[Records from a dataset]
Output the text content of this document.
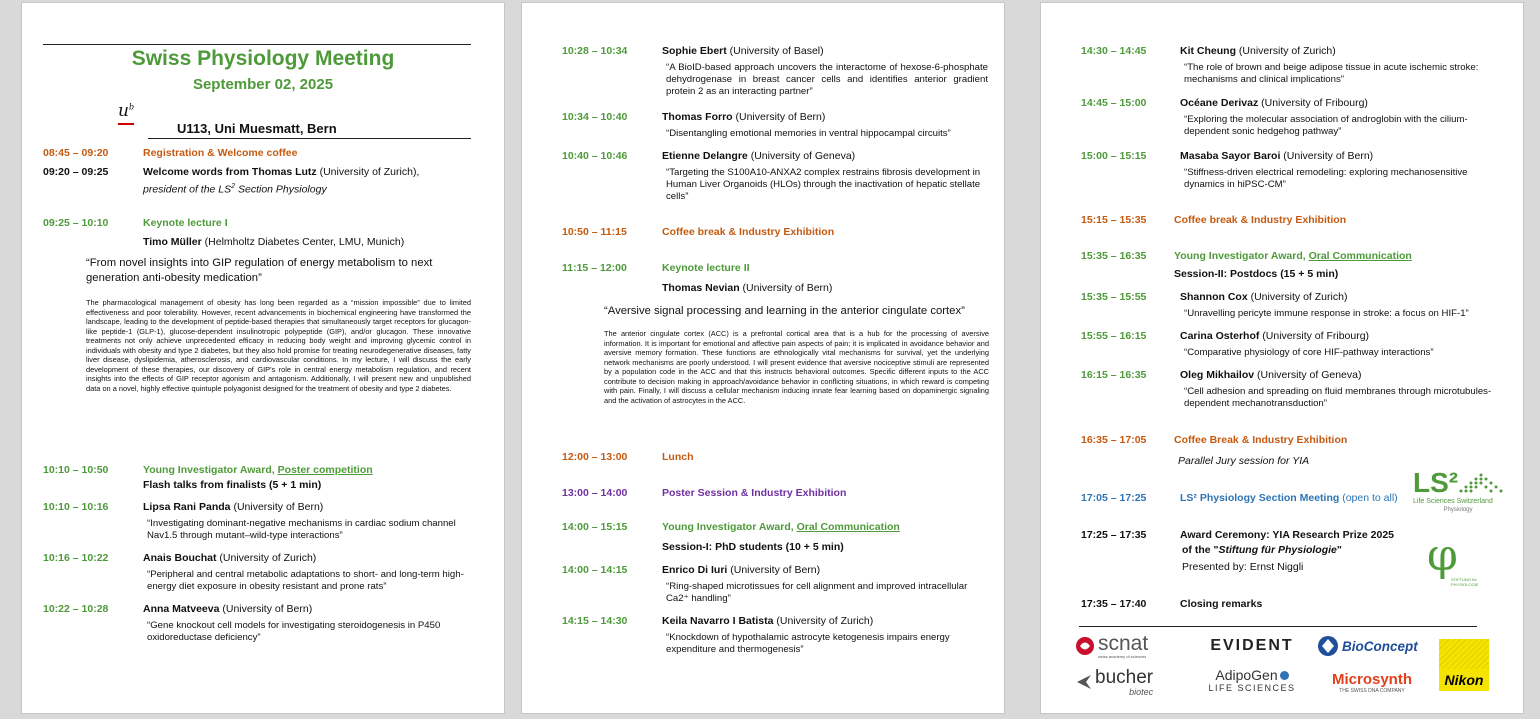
Swiss Physiology Meeting
September 02, 2025
$u^b$
U113, Uni Muesmatt, Bern
08:45 – 09:20	Registration & Welcome coffee
09:20 – 09:25	Welcome words from Thomas Lutz (University of Zurich),
president of the $LS^2$ Section Physiology
09:25 – 10:10	Keynote lecture I
Timo Müller (Helmholtz Diabetes Center, LMU, Munich)
“From novel insights into GIP regulation of energy metabolism to next generation anti-obesity medication”
The pharmacological management of obesity has long been regarded as a “mission impossible” due to limited effectiveness and poor tolerability. However, recent advancements in biochemical engineering have transformed the landscape, leading to the development of peptide-based therapies that simultaneously target receptors for glucagon-like peptide-1 (GLP-1), glucose-dependent insulinotropic polypeptide (GIP), and/or glucagon. These innovative treatments not only achieve unprecedented efficacy in reducing body weight and improving glycemic control in individuals with obesity and type 2 diabetes, but they also hold promise for treating neurodegenerative diseases, fatty liver disease, dyslipidemia, atherosclerosis, and cardiovascular conditions. In my lecture, I will discuss the early development of these therapies, our discovery of GIP’s role in central energy metabolism regulation, and recent insights into the effects of GIP receptor agonism and antagonism. Additionally, I will present new and unpublished data on a novel, highly effective quintuple polyagonist designed for the treatment of obesity and type 2 diabetes.
10:10 – 10:50	Young Investigator Award, Poster competition
Flash talks from finalists (5 + 1 min)
10:10 – 10:16	Lipsa Rani Panda (University of Bern)
“Investigating dominant-negative mechanisms in cardiac sodium channel Nav1.5 through mutant–wild-type interactions”
10:16 – 10:22	Anais Bouchat (University of Zurich)
“Peripheral and central metabolic adaptations to short- and long-term high-energy diet exposure in obesity resistant and prone rats”
10:22 – 10:28	Anna Matveeva (University of Bern)
“Gene knockout cell models for investigating steroidogenesis in P450 oxidoreductase deficiency”
10:28 – 10:34	Sophie Ebert (University of Basel)
“A BioID-based approach uncovers the interactome of hexose-6-phosphate dehydrogenase in breast cancer cells and identifies anterior gradient protein 2 as an interacting partner”
10:34 – 10:40	Thomas Forro (University of Bern)
“Disentangling emotional memories in ventral hippocampal circuits”
10:40 – 10:46	Etienne Delangre (University of Geneva)
“Targeting the S100A10-ANXA2 complex restrains fibrosis development in Human Liver Organoids (HLOs) through the inactivation of hepatic stellate cells”
10:50 – 11:15	Coffee break & Industry Exhibition
11:15 – 12:00	Keynote lecture II
Thomas Nevian (University of Bern)
“Aversive signal processing and learning in the anterior cingulate cortex”
The anterior cingulate cortex (ACC) is a prefrontal cortical area that is a hub for the processing of aversive information. It is important for emotional and affective pain aspects of pain; it is implicated in avoidance behavior and aversive memory formation. These functions are ethnologically vital mechanisms for survival, yet the underlying network mechanisms are poorly understood. I will present evidence that aversive nociceptive stimuli are represented by a population code in the ACC and that this instructs behavioral outcomes. Specific different inputs to the ACC contribute to decision making in approach/avoidance behavior in conflicting situations, in which reward is competing with pain. Finally, I will discuss a cellular mechanism inducing innate fear learning based on dopaminergic signaling and the activation of astrocytes in the ACC.
12:00 – 13:00	Lunch
13:00 – 14:00	Poster Session & Industry Exhibition
14:00 – 15:15	Young Investigator Award, Oral Communication
Session-I: PhD students (10 + 5 min)
14:00 – 14:15	Enrico Di Iuri (University of Bern)
“Ring-shaped microtissues for cell alignment and improved intracellular Ca2⁺ handling”
14:15 – 14:30	Keila Navarro I Batista (University of Zurich)
“Knockdown of hypothalamic astrocyte ketogenesis impairs energy expenditure and thermogenesis”
14:30 – 14:45	Kit Cheung (University of Zurich)
“The role of brown and beige adipose tissue in acute ischemic stroke: mechanisms and clinical implications”
14:45 – 15:00	Océane Derivaz (University of Fribourg)
“Exploring the molecular association of androglobin with the cilium-dependent sonic hedgehog pathway”
15:00 – 15:15	Masaba Sayor Baroi (University of Bern)
“Stiffness-driven electrical remodeling: exploring mechanosensitive dynamics in hiPSC-CM”
15:15 – 15:35	Coffee break & Industry Exhibition
15:35 – 16:35	Young Investigator Award, Oral Communication
Session-II: Postdocs (15 + 5 min)
15:35 – 15:55	Shannon Cox (University of Zurich)
“Unravelling pericyte immune response in stroke: a focus on HIF-1”
15:55 – 16:15	Carina Osterhof (University of Fribourg)
“Comparative physiology of core HIF-pathway interactions”
16:15 – 16:35	Oleg Mikhailov (University of Geneva)
“Cell adhesion and spreading on fluid membranes through microtubules-dependent mechanotransduction”
16:35 – 17:05	Coffee Break & Industry Exhibition
Parallel Jury session for YIA
17:05 – 17:25	LS² Physiology Section Meeting (open to all)
17:25 – 17:35	Award Ceremony: YIA Research Prize 2025
of the "Stiftung für Physiologie"
Presented by: Ernst Niggli
17:35 – 17:40	Closing remarks
LS²
Life Sciences Switzerland
Physiology
φ
STIFTUNG für PHYSIOLOGIE
scnat
swiss academy of sciences
EVIDENT	BioConcept
Nikon
bucher
biotec
AdipoGen
LIFE SCIENCES
Microsynth
THE SWISS DNA COMPANY
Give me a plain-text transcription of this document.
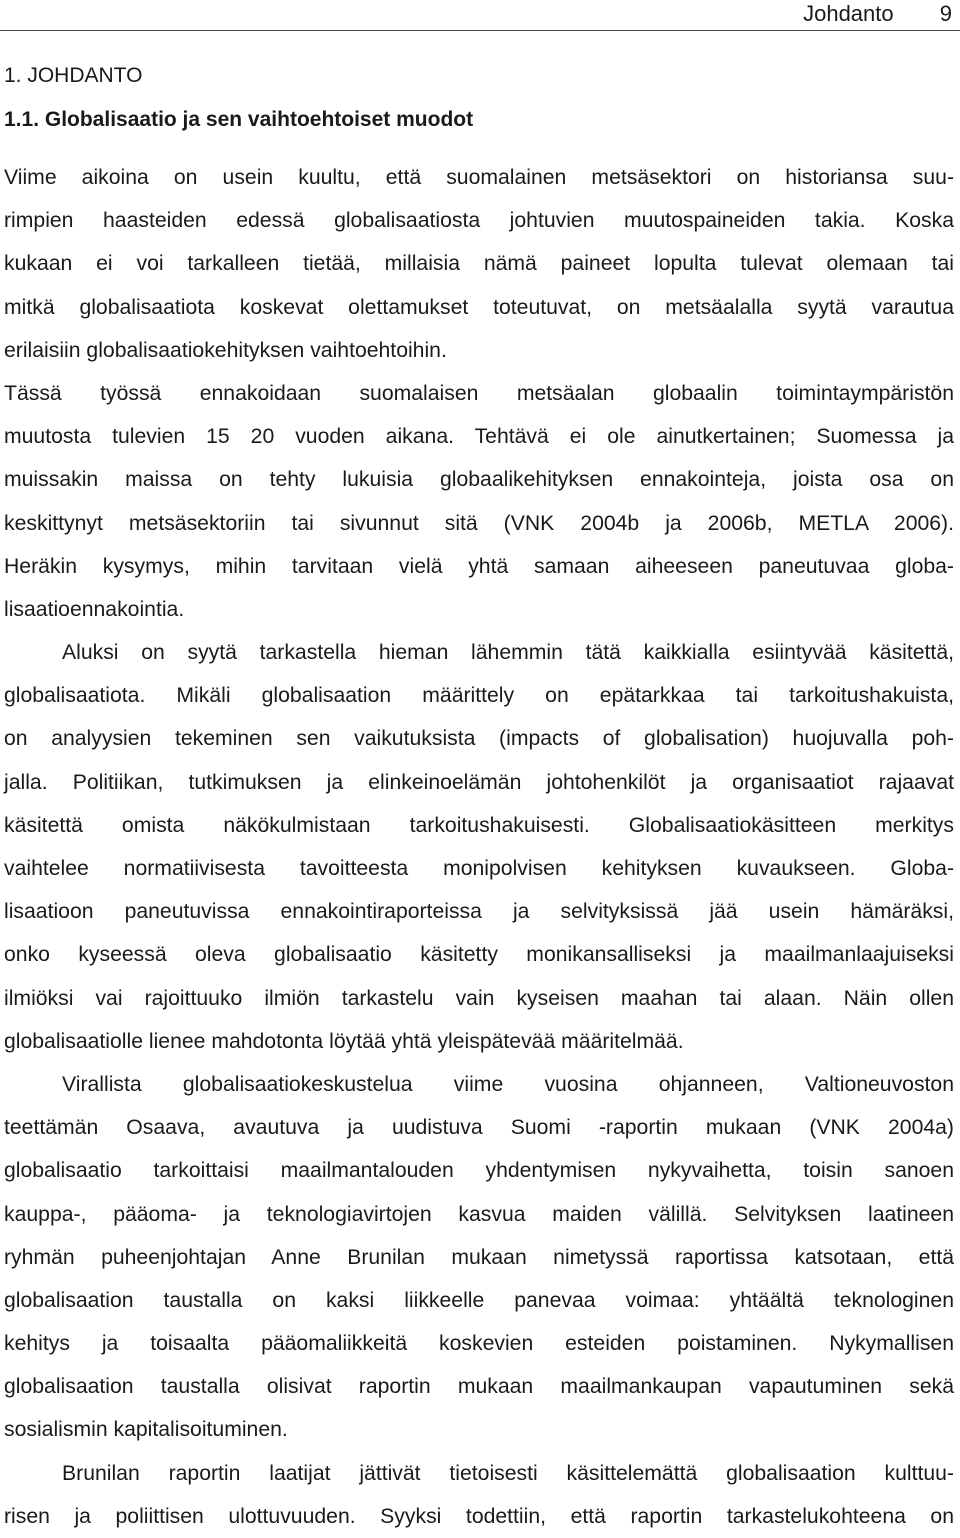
Johdanto 9
1. JOHDANTO
1.1. Globalisaatio ja sen vaihtoehtoiset muodot
Viime aikoina on usein kuultu, että suomalainen metsäsektori on historiansa suu-
rimpien haasteiden edessä globalisaatiosta johtuvien muutospaineiden takia. Koska
kukaan ei voi tarkalleen tietää, millaisia nämä paineet lopulta tulevat olemaan tai
mitkä globalisaatiota koskevat olettamukset toteutuvat, on metsäalalla syytä varautua
erilaisiin globalisaatiokehityksen vaihtoehtoihin.
Tässä työssä ennakoidaan suomalaisen metsäalan globaalin toimintaympäristön
muutosta tulevien 15 20 vuoden aikana. Tehtävä ei ole ainutkertainen; Suomessa ja
muissakin maissa on tehty lukuisia globaalikehityksen ennakointeja, joista osa on
keskittynyt metsäsektoriin tai sivunnut sitä (VNK 2004b ja 2006b, METLA 2006).
Heräkin kysymys, mihin tarvitaan vielä yhtä samaan aiheeseen paneutuvaa globa-
lisaatioennakointia.
Aluksi on syytä tarkastella hieman lähemmin tätä kaikkialla esiintyvää käsitettä,
globalisaatiota. Mikäli globalisaation määrittely on epätarkkaa tai tarkoitushakuista,
on analyysien tekeminen sen vaikutuksista (impacts of globalisation) huojuvalla poh-
jalla. Politiikan, tutkimuksen ja elinkeinoelämän johtohenkilöt ja organisaatiot rajaavat
käsitettä omista näkökulmistaan tarkoitushakuisesti. Globalisaatiokäsitteen merkitys
vaihtelee normatiivisesta tavoitteesta monipolvisen kehityksen kuvaukseen. Globa-
lisaatioon paneutuvissa ennakointiraporteissa ja selvityksissä jää usein hämäräksi,
onko kyseessä oleva globalisaatio käsitetty monikansalliseksi ja maailmanlaajuiseksi
ilmiöksi vai rajoittuuko ilmiön tarkastelu vain kyseisen maahan tai alaan. Näin ollen
globalisaatiolle lienee mahdotonta löytää yhtä yleispätevää määritelmää.
Virallista globalisaatiokeskustelua viime vuosina ohjanneen, Valtioneuvoston
teettämän Osaava, avautuva ja uudistuva Suomi -raportin mukaan (VNK 2004a)
globalisaatio tarkoittaisi maailmantalouden yhdentymisen nykyvaihetta, toisin sanoen
kauppa-, pääoma- ja teknologiavirtojen kasvua maiden välillä. Selvityksen laatineen
ryhmän puheenjohtajan Anne Brunilan mukaan nimetyssä raportissa katsotaan, että
globalisaation taustalla on kaksi liikkeelle panevaa voimaa: yhtäältä teknologinen
kehitys ja toisaalta pääomaliikkeitä koskevien esteiden poistaminen. Nykymallisen
globalisaation taustalla olisivat raportin mukaan maailmankaupan vapautuminen sekä
sosialismin kapitalisoituminen.
Brunilan raportin laatijat jättivät tietoisesti käsittelemättä globalisaation kulttuu-
risen ja poliittisen ulottuvuuden. Syyksi todettiin, että raportin tarkastelukohteena on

TASK REQUIREMENTS: Work out how many lines of the entries include the word "Award", and respond with that number and nothing more.

RESPONSE TO THE TASK: 4